_PAGE EXTRACT:_
━━━━━━

FOX News has asserted that there are no written rules against distorting news in the media. They argued that, under the First Amendment, broadcasters have the right to lie or deliberately distort news reports on public airwaves. And it worked - they won their case.

In December 1996, Jane Akre and her husband, Steve Wilson, were hired by FOX as a part of the Fox "Investigators" team at WTVT in Tampa Bay, Florida to investigate bovine growth hormone (BGH), a controversial substance manufactured by Monsanto Corporation. Fox executives and their attorneys wanted the reporters to use statements from Monsanto representatives, that the reporters knew were false, and to make other revisions to the story that were in direct conflict with the facts. Fox editors then tried to force Akre and Wilson to continue to produce the distorted story.

In August of 2000, a unanimous Florida jury found that Akre was wrongfully fired by Fox Television, when she refused to broadcast (in the jury's words) "a false, distorted or slanted story" The jury awarded her $425,000 in damages.

FOX appealed the case, and on February 14, 2003 the Florida Second District Court of Appeals overturned the settlement awarded to Akre.

In a stunningly narrow interpretation of FCC rules, the Florida Appeals court claimed that the FCC policy against falsification of the news does not rise to the level of a "law, rule, or regulation," it was simply a "policy." Therefore, it is up to the station whether or not it wants to report honestly

Fox attorneys did not dispute Akre’s claim that they pressured her to broadcast a false story, they simply maintained that it was their right to do so.

━━━━━━

_Data extracted from a collection:_
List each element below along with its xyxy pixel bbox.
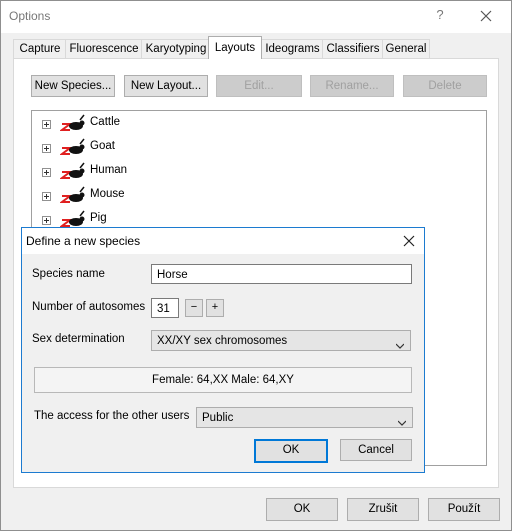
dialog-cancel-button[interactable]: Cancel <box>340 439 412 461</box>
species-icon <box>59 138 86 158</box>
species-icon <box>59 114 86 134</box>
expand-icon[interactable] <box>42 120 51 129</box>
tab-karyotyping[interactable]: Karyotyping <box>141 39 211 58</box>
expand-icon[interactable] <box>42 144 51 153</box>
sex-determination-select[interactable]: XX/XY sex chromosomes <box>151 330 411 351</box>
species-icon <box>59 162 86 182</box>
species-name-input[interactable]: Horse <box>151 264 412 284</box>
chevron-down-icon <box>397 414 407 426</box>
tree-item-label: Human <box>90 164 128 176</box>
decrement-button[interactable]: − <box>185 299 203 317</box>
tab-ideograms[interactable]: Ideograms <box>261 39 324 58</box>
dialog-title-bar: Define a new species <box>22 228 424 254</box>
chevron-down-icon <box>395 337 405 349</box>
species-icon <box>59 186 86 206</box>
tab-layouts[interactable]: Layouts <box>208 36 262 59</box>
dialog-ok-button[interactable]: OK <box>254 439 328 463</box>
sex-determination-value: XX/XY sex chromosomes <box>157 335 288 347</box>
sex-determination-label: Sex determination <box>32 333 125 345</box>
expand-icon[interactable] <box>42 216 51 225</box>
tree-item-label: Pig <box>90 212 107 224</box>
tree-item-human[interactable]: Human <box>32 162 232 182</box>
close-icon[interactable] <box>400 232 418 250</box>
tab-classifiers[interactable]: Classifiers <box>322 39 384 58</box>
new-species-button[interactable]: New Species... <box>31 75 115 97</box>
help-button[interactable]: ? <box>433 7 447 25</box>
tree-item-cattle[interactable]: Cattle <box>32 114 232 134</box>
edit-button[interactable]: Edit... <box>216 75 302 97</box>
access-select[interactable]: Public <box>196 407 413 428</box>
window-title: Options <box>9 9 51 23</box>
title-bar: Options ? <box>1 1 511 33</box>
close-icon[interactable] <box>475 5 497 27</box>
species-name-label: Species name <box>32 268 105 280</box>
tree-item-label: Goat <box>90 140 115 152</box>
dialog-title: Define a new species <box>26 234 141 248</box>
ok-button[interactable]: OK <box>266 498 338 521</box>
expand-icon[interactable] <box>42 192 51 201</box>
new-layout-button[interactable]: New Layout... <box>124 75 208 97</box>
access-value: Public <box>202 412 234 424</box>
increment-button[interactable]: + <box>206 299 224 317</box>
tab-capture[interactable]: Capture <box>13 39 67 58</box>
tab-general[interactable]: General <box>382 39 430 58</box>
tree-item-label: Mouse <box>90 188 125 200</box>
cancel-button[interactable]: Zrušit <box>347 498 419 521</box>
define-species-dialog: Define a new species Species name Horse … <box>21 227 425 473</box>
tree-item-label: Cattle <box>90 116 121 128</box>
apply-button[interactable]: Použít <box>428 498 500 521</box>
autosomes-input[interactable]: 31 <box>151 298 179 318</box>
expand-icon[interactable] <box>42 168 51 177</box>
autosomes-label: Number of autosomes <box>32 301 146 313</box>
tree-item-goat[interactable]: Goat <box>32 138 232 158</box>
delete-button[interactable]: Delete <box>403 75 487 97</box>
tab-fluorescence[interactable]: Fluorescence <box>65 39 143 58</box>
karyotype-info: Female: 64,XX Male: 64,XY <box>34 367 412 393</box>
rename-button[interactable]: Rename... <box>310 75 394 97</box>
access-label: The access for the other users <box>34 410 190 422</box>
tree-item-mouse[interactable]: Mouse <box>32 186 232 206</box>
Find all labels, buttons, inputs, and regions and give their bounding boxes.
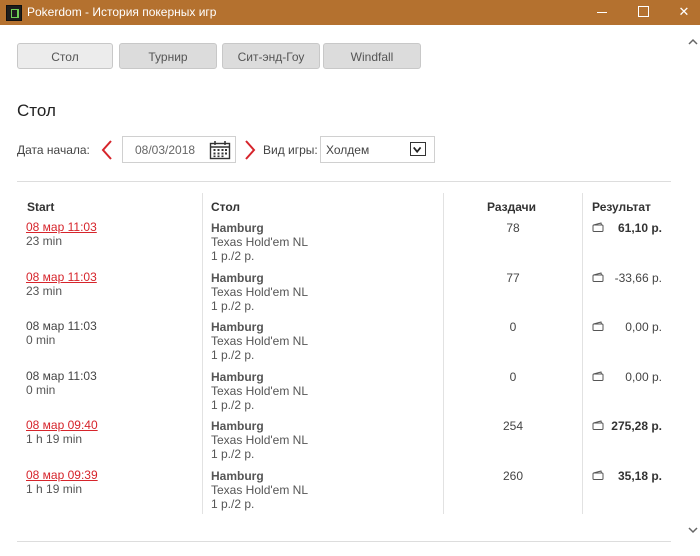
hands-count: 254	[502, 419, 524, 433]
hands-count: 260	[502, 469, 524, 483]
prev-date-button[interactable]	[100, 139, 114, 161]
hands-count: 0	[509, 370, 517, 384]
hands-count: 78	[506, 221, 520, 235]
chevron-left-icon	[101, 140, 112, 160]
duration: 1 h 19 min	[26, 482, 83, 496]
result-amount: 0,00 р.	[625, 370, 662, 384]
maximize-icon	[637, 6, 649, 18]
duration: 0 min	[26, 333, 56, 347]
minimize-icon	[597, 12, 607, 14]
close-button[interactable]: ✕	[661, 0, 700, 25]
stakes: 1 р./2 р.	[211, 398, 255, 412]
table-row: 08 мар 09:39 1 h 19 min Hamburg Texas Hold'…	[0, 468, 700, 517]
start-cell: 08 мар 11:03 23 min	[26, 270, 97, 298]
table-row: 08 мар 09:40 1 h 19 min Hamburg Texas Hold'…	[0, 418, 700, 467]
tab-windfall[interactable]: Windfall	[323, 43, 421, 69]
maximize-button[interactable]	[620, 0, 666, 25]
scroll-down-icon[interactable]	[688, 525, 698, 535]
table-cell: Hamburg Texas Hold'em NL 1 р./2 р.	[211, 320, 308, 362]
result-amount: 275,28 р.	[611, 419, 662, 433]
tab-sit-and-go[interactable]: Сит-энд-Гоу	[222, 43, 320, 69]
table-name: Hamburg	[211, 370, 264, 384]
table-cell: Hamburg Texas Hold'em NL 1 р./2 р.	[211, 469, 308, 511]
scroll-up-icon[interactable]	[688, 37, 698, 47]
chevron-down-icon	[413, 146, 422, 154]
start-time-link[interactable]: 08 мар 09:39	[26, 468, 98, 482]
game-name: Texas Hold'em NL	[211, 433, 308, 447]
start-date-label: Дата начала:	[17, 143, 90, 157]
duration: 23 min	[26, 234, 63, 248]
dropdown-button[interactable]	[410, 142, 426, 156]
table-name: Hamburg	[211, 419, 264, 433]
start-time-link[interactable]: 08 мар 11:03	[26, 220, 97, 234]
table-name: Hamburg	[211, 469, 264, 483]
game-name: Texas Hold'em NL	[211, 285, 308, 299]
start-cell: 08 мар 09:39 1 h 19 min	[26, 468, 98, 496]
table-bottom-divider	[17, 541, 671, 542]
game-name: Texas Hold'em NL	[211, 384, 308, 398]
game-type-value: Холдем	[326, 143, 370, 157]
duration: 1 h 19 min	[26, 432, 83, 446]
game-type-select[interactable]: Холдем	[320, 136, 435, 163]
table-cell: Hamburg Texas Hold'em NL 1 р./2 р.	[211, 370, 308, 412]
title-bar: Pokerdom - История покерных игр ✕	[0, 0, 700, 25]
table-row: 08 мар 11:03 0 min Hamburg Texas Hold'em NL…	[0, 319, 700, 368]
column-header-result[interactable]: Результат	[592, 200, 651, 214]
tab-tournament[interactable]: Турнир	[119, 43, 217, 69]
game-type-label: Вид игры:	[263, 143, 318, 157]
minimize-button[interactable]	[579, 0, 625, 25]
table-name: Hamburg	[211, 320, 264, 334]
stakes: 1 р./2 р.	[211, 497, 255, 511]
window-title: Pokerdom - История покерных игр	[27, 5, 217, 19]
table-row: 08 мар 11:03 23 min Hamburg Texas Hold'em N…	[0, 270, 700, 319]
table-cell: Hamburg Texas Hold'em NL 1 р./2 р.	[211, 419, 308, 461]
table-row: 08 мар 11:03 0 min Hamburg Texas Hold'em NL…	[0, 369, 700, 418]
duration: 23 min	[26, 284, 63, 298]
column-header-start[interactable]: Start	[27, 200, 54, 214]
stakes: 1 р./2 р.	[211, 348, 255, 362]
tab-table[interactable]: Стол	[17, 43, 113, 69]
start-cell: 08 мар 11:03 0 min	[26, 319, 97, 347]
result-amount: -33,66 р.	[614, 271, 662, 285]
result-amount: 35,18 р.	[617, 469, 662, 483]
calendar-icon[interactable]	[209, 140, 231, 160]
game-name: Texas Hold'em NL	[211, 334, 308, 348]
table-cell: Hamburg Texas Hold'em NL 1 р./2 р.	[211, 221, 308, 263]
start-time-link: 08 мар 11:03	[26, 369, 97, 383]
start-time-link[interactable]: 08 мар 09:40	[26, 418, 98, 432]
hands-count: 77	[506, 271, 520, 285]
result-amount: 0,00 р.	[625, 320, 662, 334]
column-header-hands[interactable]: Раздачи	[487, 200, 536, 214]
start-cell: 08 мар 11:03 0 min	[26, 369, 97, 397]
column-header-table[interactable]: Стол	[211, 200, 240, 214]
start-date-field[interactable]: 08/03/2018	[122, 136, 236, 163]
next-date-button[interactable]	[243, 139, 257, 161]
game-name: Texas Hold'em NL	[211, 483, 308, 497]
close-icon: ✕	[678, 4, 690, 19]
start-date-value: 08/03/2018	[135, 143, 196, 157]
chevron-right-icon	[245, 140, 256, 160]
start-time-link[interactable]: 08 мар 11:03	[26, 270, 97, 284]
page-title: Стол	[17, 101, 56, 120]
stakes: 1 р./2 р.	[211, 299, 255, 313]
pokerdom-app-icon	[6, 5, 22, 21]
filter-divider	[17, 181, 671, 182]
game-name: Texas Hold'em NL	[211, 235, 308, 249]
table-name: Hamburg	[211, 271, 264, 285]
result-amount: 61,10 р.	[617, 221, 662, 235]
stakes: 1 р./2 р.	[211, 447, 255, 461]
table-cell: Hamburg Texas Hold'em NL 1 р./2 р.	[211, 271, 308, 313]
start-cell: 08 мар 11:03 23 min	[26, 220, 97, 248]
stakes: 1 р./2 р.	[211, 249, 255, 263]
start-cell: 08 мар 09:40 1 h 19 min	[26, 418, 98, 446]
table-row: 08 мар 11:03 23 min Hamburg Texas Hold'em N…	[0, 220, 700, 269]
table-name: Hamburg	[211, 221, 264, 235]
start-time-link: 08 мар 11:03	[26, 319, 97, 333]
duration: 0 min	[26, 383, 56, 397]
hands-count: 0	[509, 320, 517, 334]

━━━━━━

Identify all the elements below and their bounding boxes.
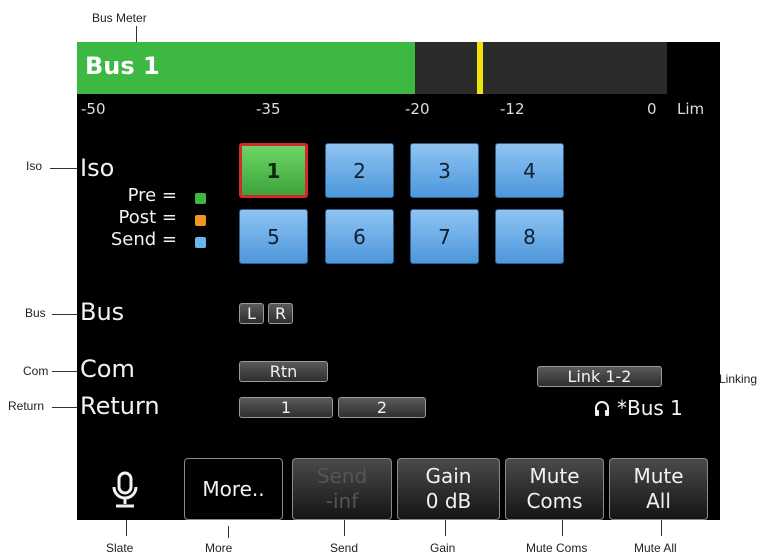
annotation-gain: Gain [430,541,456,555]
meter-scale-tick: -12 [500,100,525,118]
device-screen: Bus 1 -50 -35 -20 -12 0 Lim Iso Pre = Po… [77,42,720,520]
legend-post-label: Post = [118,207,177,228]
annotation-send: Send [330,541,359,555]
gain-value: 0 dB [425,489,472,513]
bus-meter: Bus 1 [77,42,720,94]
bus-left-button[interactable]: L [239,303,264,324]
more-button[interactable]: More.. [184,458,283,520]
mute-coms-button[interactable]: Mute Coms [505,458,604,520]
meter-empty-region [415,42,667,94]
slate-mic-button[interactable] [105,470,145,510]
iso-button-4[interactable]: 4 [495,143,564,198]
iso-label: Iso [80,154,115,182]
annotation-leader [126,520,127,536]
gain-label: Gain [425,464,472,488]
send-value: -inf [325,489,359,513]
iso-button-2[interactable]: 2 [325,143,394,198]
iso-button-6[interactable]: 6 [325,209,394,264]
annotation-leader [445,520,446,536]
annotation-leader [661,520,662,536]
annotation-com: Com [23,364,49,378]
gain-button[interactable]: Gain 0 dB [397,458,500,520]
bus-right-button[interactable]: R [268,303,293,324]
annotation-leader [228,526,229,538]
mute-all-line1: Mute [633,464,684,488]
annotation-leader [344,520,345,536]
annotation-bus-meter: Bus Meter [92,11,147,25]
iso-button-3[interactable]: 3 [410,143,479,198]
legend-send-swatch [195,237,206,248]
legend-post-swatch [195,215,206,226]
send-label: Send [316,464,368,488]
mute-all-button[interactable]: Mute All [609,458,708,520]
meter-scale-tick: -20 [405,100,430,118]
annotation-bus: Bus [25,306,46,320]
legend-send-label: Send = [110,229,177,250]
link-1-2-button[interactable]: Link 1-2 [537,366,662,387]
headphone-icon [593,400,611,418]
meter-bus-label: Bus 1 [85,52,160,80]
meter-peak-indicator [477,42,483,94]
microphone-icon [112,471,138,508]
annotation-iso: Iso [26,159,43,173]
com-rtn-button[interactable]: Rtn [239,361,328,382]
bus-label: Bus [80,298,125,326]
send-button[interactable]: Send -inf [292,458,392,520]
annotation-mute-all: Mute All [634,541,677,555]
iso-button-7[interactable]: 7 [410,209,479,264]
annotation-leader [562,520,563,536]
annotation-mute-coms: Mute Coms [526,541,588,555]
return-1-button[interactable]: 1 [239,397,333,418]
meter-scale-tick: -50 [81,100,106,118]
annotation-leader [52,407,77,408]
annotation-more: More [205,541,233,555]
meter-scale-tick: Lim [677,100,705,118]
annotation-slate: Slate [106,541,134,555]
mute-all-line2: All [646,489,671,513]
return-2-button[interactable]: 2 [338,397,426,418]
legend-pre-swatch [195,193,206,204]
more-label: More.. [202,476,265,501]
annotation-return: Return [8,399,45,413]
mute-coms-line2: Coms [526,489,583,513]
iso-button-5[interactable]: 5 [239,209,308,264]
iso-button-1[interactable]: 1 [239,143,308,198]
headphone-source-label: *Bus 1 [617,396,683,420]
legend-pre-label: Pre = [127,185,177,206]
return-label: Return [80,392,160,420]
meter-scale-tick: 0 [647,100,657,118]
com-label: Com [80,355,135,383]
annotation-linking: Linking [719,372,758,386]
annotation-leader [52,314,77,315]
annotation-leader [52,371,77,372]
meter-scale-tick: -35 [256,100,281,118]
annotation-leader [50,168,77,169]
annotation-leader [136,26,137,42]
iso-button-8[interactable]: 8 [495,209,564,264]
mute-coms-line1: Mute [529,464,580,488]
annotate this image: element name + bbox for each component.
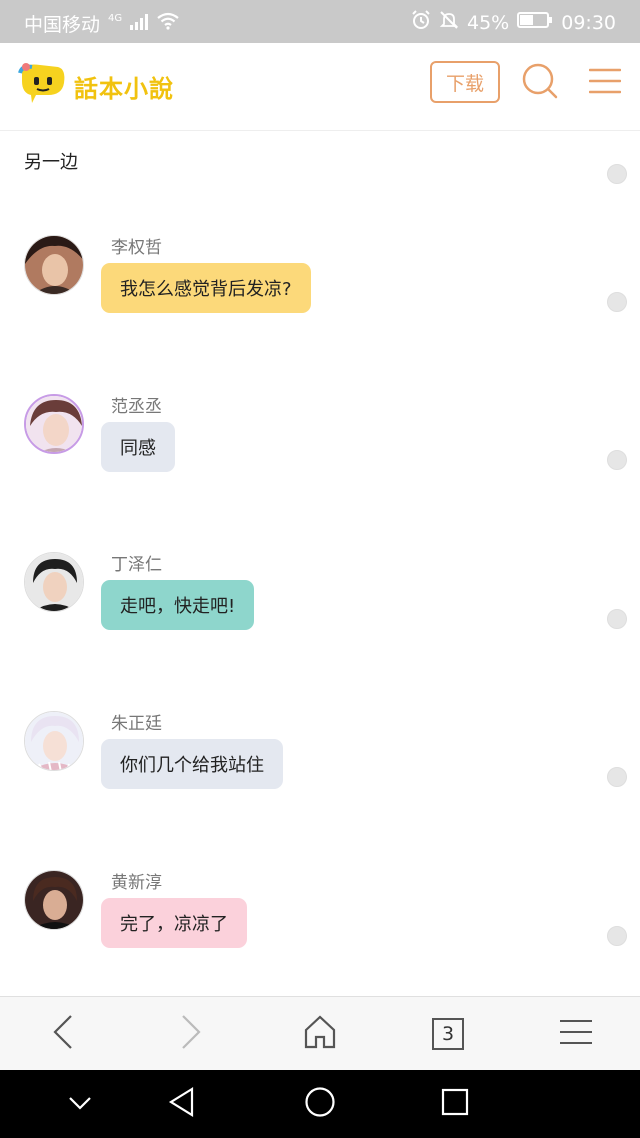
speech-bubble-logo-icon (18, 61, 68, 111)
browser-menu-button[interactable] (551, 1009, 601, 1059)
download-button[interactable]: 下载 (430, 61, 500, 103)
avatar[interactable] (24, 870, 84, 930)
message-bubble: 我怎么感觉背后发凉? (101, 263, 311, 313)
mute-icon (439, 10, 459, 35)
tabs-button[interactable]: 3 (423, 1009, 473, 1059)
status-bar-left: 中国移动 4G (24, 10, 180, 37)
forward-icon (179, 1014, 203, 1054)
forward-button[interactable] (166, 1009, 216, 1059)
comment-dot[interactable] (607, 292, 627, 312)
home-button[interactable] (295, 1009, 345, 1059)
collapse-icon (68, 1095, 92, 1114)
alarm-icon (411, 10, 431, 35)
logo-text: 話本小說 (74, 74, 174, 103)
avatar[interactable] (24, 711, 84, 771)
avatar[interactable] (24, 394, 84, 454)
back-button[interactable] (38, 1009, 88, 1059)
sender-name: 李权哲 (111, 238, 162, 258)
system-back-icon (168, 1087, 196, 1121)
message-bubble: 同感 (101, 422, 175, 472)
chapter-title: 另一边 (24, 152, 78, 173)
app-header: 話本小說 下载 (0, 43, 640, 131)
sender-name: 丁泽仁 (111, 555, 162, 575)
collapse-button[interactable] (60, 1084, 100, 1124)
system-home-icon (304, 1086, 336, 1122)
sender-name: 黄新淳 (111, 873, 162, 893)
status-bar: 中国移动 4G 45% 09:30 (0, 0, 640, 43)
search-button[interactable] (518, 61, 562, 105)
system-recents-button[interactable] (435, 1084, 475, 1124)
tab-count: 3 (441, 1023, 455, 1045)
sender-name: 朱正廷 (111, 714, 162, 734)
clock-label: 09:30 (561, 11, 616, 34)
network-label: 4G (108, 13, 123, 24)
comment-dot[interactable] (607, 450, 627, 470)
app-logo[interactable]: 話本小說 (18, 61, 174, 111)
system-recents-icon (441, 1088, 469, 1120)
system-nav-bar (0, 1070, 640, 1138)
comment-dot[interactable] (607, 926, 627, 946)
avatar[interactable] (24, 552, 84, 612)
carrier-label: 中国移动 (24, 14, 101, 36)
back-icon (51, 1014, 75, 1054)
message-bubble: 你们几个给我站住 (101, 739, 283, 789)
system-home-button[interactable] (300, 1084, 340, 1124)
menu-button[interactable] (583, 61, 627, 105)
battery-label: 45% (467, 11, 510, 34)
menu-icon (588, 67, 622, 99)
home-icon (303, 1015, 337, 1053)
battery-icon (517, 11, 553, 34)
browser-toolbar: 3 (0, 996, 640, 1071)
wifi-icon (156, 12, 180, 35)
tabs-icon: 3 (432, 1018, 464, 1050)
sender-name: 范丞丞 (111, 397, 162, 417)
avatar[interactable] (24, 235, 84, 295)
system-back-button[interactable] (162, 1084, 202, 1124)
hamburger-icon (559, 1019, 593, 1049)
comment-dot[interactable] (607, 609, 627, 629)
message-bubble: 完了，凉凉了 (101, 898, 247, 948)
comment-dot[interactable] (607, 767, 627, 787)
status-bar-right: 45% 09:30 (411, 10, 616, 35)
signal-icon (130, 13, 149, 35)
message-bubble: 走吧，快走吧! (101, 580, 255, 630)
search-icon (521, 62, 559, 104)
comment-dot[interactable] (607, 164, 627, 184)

━━━━━━

_SHORT TASK A:_ In the text about the Fox lawsuit, how much did the Florida jury award Akre in damages?
_SHORT TASK B:_ Extract from the records every line from the one containing "419, 524, 433]" down to the one containing "37, 698, 47]", both included, reproduced verbatim.

_REPLY A:_ $425,000

_REPLY B:_
hands-count: 254	[502, 419, 524, 433]
hands-count: 260	[502, 469, 524, 483]
prev-date-button[interactable]	[100, 139, 114, 161]
hands-count: 0	[509, 370, 517, 384]
hands-count: 78	[506, 221, 520, 235]
chevron-left-icon	[101, 140, 112, 160]
duration: 1 h 19 min	[26, 482, 83, 496]
result-amount: 0,00 р.	[625, 370, 662, 384]
maximize-icon	[637, 6, 649, 18]
duration: 0 min	[26, 333, 56, 347]
minimize-icon	[597, 12, 607, 14]
close-button[interactable]: ✕	[661, 0, 700, 25]
stakes: 1 р./2 р.	[211, 398, 255, 412]
table-row: 08 мар 09:39 1 h 19 min Hamburg Texas Hold'…	[0, 468, 700, 517]
start-cell: 08 мар 11:03 23 min	[26, 270, 97, 298]
table-row: 08 мар 09:40 1 h 19 min Hamburg Texas Hold'…	[0, 418, 700, 467]
tab-windfall[interactable]: Windfall	[323, 43, 421, 69]
maximize-button[interactable]	[620, 0, 666, 25]
scroll-down-icon[interactable]	[688, 525, 698, 535]
table-cell: Hamburg Texas Hold'em NL 1 р./2 р.	[211, 320, 308, 362]
result-amount: 275,28 р.	[611, 419, 662, 433]
tab-sit-and-go[interactable]: Сит-энд-Гоу	[222, 43, 320, 69]
table-name: Hamburg	[211, 370, 264, 384]
table-cell: Hamburg Texas Hold'em NL 1 р./2 р.	[211, 469, 308, 511]
scroll-up-icon[interactable]	[688, 37, 698, 47]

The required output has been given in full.